Bounding box entries:
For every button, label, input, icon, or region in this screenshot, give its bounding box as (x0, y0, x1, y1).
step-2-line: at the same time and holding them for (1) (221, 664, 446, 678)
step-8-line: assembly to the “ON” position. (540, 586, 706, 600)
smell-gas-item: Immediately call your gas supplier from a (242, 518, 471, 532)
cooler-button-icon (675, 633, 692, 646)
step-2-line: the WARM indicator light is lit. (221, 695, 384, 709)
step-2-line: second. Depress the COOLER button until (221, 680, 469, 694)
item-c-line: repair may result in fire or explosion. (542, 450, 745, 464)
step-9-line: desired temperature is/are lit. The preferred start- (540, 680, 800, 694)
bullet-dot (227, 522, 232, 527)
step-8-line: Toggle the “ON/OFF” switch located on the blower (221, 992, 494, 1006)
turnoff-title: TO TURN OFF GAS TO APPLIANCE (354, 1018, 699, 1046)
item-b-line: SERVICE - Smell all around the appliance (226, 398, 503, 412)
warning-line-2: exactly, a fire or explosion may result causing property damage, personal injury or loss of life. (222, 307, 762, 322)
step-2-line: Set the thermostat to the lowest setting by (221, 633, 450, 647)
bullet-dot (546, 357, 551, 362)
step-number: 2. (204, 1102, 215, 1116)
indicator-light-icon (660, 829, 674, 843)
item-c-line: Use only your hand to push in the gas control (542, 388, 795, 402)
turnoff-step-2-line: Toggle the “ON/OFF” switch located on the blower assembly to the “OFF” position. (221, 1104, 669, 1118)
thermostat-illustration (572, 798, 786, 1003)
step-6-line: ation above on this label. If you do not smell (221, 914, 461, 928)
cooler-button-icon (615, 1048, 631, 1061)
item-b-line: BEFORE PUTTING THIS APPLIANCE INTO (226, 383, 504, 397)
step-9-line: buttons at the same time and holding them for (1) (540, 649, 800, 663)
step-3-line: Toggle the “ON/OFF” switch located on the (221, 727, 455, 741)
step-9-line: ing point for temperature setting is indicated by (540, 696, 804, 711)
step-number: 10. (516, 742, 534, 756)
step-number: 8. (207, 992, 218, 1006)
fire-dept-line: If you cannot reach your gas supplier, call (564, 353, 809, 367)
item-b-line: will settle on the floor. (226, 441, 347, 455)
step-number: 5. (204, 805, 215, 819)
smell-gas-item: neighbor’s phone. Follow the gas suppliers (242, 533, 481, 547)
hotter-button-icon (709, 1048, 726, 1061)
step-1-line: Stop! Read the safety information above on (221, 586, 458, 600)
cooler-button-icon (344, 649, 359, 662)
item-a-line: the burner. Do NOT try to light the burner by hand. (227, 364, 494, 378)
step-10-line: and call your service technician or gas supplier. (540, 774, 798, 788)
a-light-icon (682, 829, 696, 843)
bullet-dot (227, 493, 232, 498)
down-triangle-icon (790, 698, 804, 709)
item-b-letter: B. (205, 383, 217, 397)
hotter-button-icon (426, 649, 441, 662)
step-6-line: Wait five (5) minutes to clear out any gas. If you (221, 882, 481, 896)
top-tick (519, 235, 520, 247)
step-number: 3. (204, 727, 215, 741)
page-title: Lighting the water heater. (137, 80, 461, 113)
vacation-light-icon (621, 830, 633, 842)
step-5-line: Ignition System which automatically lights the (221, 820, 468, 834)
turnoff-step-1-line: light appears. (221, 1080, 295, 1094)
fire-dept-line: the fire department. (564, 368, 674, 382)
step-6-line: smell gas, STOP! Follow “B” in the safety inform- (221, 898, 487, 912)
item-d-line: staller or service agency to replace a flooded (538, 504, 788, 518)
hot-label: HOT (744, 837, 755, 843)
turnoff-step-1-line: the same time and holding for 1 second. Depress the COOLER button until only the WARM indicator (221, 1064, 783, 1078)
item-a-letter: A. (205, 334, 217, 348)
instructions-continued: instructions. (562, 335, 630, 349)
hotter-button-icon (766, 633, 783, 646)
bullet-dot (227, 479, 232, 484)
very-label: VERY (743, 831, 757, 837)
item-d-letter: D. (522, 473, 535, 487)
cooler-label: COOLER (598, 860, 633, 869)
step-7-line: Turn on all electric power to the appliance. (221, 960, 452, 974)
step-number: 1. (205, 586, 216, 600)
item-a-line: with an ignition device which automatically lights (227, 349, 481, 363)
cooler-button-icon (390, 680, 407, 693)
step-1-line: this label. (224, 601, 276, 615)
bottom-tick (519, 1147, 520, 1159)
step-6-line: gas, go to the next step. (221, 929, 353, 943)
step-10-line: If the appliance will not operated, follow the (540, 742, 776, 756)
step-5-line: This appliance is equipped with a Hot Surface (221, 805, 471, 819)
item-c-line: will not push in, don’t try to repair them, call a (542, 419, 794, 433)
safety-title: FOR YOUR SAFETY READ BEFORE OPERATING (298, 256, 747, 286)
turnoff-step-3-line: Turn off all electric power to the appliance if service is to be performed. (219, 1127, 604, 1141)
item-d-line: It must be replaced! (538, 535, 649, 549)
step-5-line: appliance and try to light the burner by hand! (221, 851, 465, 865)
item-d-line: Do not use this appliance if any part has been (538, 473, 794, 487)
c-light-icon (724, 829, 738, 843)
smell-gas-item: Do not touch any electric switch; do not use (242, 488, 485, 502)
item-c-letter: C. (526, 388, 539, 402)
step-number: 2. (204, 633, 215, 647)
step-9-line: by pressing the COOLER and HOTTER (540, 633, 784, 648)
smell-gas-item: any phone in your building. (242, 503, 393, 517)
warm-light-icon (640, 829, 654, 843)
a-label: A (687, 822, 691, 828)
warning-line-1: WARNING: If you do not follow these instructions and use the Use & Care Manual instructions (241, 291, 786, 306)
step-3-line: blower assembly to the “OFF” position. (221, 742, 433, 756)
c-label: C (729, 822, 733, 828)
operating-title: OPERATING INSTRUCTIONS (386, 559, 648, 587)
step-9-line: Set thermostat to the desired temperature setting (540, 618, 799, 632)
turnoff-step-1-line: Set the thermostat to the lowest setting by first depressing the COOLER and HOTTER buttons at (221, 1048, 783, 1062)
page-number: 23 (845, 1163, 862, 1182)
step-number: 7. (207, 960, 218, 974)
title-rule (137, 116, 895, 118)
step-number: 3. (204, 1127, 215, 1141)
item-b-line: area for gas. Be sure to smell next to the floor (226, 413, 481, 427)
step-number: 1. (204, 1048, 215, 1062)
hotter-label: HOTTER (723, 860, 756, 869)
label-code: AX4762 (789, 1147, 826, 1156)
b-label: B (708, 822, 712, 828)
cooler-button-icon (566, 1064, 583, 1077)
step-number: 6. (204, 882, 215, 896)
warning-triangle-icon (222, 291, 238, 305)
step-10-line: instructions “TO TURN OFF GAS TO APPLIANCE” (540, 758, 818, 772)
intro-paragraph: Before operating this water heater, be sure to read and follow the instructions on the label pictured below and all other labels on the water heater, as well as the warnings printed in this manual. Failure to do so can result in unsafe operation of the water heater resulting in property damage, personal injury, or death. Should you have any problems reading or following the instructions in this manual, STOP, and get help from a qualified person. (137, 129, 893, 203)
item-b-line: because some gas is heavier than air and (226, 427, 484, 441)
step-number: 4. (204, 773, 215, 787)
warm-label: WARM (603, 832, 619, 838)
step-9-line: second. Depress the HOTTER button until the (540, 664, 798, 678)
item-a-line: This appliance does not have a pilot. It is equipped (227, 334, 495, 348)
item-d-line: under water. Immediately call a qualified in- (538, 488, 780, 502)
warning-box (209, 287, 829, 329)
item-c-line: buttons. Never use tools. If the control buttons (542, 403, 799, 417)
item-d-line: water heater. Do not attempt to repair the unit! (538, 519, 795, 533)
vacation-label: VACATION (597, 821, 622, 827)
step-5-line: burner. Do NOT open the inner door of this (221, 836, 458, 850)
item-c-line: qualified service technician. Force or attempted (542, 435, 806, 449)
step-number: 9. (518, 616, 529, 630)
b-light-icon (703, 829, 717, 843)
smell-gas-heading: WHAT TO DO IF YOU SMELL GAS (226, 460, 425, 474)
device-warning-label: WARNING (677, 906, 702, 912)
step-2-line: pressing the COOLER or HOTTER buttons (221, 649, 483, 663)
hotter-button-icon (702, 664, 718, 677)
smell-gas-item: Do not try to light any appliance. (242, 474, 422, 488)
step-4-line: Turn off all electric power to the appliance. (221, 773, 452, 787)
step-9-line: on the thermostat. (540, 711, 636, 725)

**YOUR INSTRUCTIONS**.
Please repeat the entries word for word, from the first line through the line that contains "step-8-line: assembly to", including both of those lines.

**ANSWER BELOW**.
For every button, label, input, icon, or region in this screenshot, give its bounding box as (x0, y0, x1, y1).
step-2-line: at the same time and holding them for (1) (221, 664, 446, 678)
step-8-line: assembly to the “ON” position. (540, 586, 706, 600)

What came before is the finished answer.